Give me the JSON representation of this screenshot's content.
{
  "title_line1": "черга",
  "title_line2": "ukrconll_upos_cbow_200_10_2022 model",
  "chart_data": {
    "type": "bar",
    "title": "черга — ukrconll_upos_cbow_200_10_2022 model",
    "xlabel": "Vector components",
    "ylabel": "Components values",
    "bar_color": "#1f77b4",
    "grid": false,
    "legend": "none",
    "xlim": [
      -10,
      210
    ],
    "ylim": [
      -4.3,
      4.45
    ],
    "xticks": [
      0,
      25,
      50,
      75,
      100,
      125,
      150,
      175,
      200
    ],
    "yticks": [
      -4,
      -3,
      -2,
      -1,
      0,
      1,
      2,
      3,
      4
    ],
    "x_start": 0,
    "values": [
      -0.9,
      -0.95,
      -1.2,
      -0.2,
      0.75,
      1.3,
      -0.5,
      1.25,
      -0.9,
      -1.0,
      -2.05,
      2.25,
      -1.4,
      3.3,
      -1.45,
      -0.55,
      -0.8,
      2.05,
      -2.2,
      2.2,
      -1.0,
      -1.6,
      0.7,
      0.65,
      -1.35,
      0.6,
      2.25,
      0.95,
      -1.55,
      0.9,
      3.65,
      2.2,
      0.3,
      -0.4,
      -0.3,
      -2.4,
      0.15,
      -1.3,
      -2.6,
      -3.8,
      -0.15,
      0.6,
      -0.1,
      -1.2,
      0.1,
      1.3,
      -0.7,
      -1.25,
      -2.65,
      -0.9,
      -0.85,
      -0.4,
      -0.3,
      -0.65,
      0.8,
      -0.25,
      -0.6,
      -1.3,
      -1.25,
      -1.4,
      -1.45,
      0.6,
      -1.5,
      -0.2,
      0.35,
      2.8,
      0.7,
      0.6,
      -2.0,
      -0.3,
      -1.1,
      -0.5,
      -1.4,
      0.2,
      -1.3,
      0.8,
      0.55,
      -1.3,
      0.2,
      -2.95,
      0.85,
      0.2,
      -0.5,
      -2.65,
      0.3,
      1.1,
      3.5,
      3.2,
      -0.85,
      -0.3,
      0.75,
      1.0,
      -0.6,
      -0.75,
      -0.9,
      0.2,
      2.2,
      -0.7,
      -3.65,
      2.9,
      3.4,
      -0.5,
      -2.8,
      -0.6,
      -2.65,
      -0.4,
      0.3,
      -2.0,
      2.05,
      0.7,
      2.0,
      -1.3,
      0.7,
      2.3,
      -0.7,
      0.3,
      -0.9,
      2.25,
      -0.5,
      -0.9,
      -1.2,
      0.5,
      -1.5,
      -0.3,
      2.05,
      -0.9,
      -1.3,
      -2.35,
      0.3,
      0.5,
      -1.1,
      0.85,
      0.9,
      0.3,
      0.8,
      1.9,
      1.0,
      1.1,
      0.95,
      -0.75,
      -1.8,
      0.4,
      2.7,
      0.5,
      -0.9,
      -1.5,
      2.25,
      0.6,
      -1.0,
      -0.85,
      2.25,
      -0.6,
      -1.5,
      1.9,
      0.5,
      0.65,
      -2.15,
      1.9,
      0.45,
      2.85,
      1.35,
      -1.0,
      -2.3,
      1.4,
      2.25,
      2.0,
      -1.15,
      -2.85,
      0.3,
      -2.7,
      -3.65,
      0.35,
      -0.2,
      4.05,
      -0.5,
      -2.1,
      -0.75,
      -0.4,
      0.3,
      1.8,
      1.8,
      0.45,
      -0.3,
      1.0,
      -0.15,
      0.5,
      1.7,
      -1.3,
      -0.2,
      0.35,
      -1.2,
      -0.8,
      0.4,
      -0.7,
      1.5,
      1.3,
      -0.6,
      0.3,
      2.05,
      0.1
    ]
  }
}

* _SHORT EXERCISE_
Return only the number of lines in the preceding records that contain the string "model".

* _CORRECT RESULT_
2